* _Brief_
Every line in the listing is to be echoed verbatim.

* _Exercise inputs_

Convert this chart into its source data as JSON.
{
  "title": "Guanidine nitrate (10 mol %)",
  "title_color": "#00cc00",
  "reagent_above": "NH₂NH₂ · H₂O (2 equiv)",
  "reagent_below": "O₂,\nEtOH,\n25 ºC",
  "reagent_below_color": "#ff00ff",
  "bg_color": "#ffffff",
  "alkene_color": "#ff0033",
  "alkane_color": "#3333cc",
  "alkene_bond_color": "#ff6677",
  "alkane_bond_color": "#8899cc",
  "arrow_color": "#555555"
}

* _Output for this exercise_
Convert this chart into its source data as JSON.
{
  "title": "Guanidine nitrate (10 mol %)",
  "title_color": "#00cc00",
  "reagent_above": "NH₂NH₂ · H₂O (2 equiv)",
  "reagent_below": "O₂,\nEtOH,\n25 ºC",
  "reagent_below_color": "#ff00ff",
  "bg_color": "#ffffff",
  "alkene_color": "#ff0033",
  "alkane_color": "#3333cc",
  "alkene_bond_color": "#ff6677",
  "alkane_bond_color": "#8899cc",
  "arrow_color": "#555555"
}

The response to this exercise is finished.